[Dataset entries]
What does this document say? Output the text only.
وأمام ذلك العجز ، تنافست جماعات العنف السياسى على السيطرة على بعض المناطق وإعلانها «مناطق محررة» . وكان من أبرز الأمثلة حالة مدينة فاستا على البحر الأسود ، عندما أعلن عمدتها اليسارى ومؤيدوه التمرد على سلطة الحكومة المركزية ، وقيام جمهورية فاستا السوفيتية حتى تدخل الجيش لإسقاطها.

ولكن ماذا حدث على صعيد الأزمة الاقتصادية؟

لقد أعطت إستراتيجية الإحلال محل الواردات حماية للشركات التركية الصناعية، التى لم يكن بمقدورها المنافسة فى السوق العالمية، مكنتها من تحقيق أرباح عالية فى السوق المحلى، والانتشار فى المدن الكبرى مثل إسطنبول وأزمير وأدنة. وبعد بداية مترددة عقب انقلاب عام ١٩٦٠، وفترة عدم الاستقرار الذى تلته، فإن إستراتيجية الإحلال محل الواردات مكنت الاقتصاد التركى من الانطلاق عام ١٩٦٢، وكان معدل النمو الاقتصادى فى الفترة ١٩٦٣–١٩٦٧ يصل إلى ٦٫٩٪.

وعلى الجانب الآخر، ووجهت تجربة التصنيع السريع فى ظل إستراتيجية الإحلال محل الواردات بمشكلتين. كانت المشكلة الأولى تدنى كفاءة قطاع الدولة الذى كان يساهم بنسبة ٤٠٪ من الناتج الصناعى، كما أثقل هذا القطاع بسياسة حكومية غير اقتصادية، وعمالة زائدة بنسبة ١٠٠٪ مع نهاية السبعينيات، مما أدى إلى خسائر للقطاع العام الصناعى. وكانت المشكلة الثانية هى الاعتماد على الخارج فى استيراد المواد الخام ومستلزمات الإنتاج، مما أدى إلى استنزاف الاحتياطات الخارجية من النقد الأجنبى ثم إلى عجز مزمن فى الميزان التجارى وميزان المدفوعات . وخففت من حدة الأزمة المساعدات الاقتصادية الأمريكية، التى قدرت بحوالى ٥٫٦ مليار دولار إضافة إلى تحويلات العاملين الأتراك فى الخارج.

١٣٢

__What is required__: Go through the entries and repeat each one exactly.

__Solution__:
What does this document say? Output the text only.
وأمام ذلك العجز ، تنافست جماعات العنف السياسى على السيطرة على بعض المناطق وإعلانها «مناطق محررة» . وكان من أبرز الأمثلة حالة مدينة فاستا على البحر الأسود ، عندما أعلن عمدتها اليسارى ومؤيدوه التمرد على سلطة الحكومة المركزية ، وقيام جمهورية فاستا السوفيتية حتى تدخل الجيش لإسقاطها.

ولكن ماذا حدث على صعيد الأزمة الاقتصادية؟

لقد أعطت إستراتيجية الإحلال محل الواردات حماية للشركات التركية الصناعية، التى لم يكن بمقدورها المنافسة فى السوق العالمية، مكنتها من تحقيق أرباح عالية فى السوق المحلى، والانتشار فى المدن الكبرى مثل إسطنبول وأزمير وأدنة. وبعد بداية مترددة عقب انقلاب عام ١٩٦٠، وفترة عدم الاستقرار الذى تلته، فإن إستراتيجية الإحلال محل الواردات مكنت الاقتصاد التركى من الانطلاق عام ١٩٦٢، وكان معدل النمو الاقتصادى فى الفترة ١٩٦٣–١٩٦٧ يصل إلى ٦٫٩٪.

وعلى الجانب الآخر، ووجهت تجربة التصنيع السريع فى ظل إستراتيجية الإحلال محل الواردات بمشكلتين. كانت المشكلة الأولى تدنى كفاءة قطاع الدولة الذى كان يساهم بنسبة ٤٠٪ من الناتج الصناعى، كما أثقل هذا القطاع بسياسة حكومية غير اقتصادية، وعمالة زائدة بنسبة ١٠٠٪ مع نهاية السبعينيات، مما أدى إلى خسائر للقطاع العام الصناعى. وكانت المشكلة الثانية هى الاعتماد على الخارج فى استيراد المواد الخام ومستلزمات الإنتاج، مما أدى إلى استنزاف الاحتياطات الخارجية من النقد الأجنبى ثم إلى عجز مزمن فى الميزان التجارى وميزان المدفوعات . وخففت من حدة الأزمة المساعدات الاقتصادية الأمريكية، التى قدرت بحوالى ٥٫٦ مليار دولار إضافة إلى تحويلات العاملين الأتراك فى الخارج.

١٣٢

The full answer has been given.